__Exercise details__
Your task is to transcribe all of the data below exactly, omitting the images.

__Dataset extract__
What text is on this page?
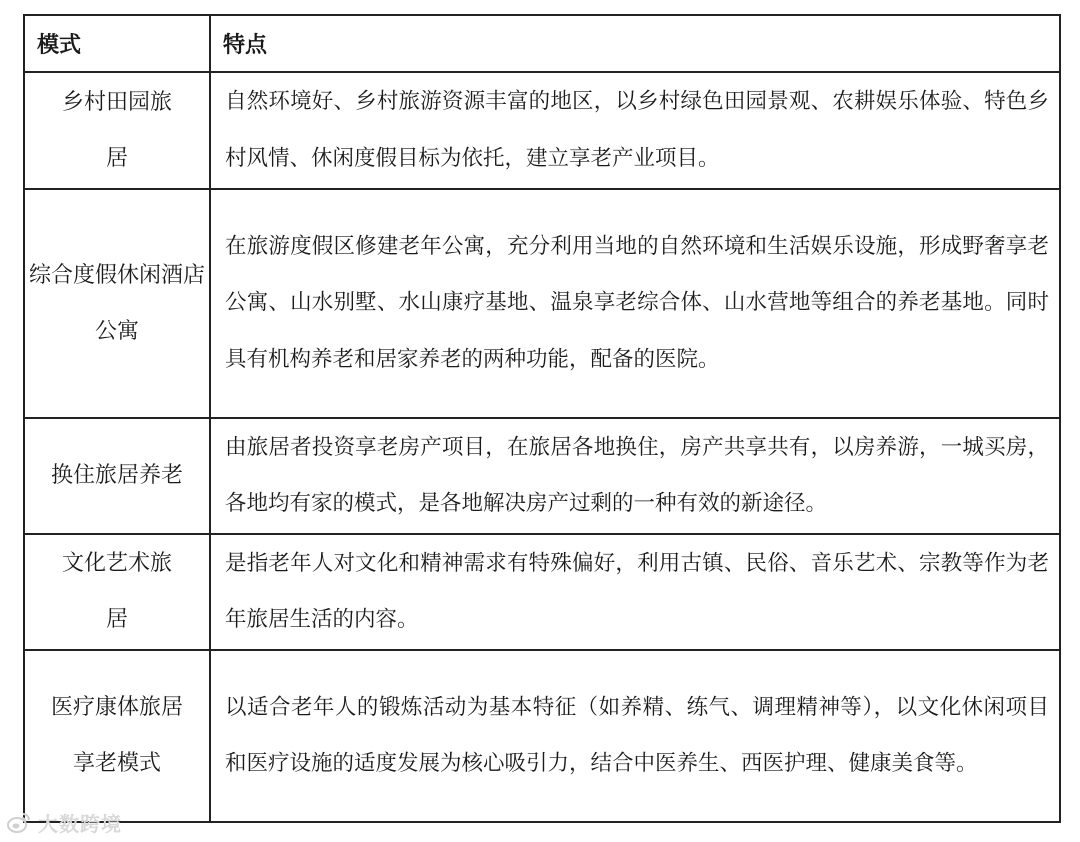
模式	特点
乡村田园旅居	自然环境好、乡村旅游资源丰富的地区，以乡村绿色田园景观、农耕娱乐体验、特色乡村风情、休闲度假目标为依托，建立享老产业项目。
综合度假休闲酒店公寓	在旅游度假区修建老年公寓，充分利用当地的自然环境和生活娱乐设施，形成野奢享老公寓、山水别墅、水山康疗基地、温泉享老综合体、山水营地等组合的养老基地。同时具有机构养老和居家养老的两种功能，配备的医院。
换住旅居养老	由旅居者投资享老房产项目，在旅居各地换住，房产共享共有，以房养游，一城买房，各地均有家的模式，是各地解决房产过剩的一种有效的新途径。
文化艺术旅居	是指老年人对文化和精神需求有特殊偏好，利用古镇、民俗、音乐艺术、宗教等作为老年旅居生活的内容。
医疗康体旅居享老模式	以适合老年人的锻炼活动为基本特征（如养精、练气、调理精神等），以文化休闲项目和医疗设施的适度发展为核心吸引力，结合中医养生、西医护理、健康美食等。
大数跨境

__Final result__
What text is on this page?
模式	特点
乡村田园旅居	自然环境好、乡村旅游资源丰富的地区，以乡村绿色田园景观、农耕娱乐体验、特色乡村风情、休闲度假目标为依托，建立享老产业项目。
综合度假休闲酒店公寓	在旅游度假区修建老年公寓，充分利用当地的自然环境和生活娱乐设施，形成野奢享老公寓、山水别墅、水山康疗基地、温泉享老综合体、山水营地等组合的养老基地。同时具有机构养老和居家养老的两种功能，配备的医院。
换住旅居养老	由旅居者投资享老房产项目，在旅居各地换住，房产共享共有，以房养游，一城买房，各地均有家的模式，是各地解决房产过剩的一种有效的新途径。
文化艺术旅居	是指老年人对文化和精神需求有特殊偏好，利用古镇、民俗、音乐艺术、宗教等作为老年旅居生活的内容。
医疗康体旅居享老模式	以适合老年人的锻炼活动为基本特征（如养精、练气、调理精神等），以文化休闲项目和医疗设施的适度发展为核心吸引力，结合中医养生、西医护理、健康美食等。
大数跨境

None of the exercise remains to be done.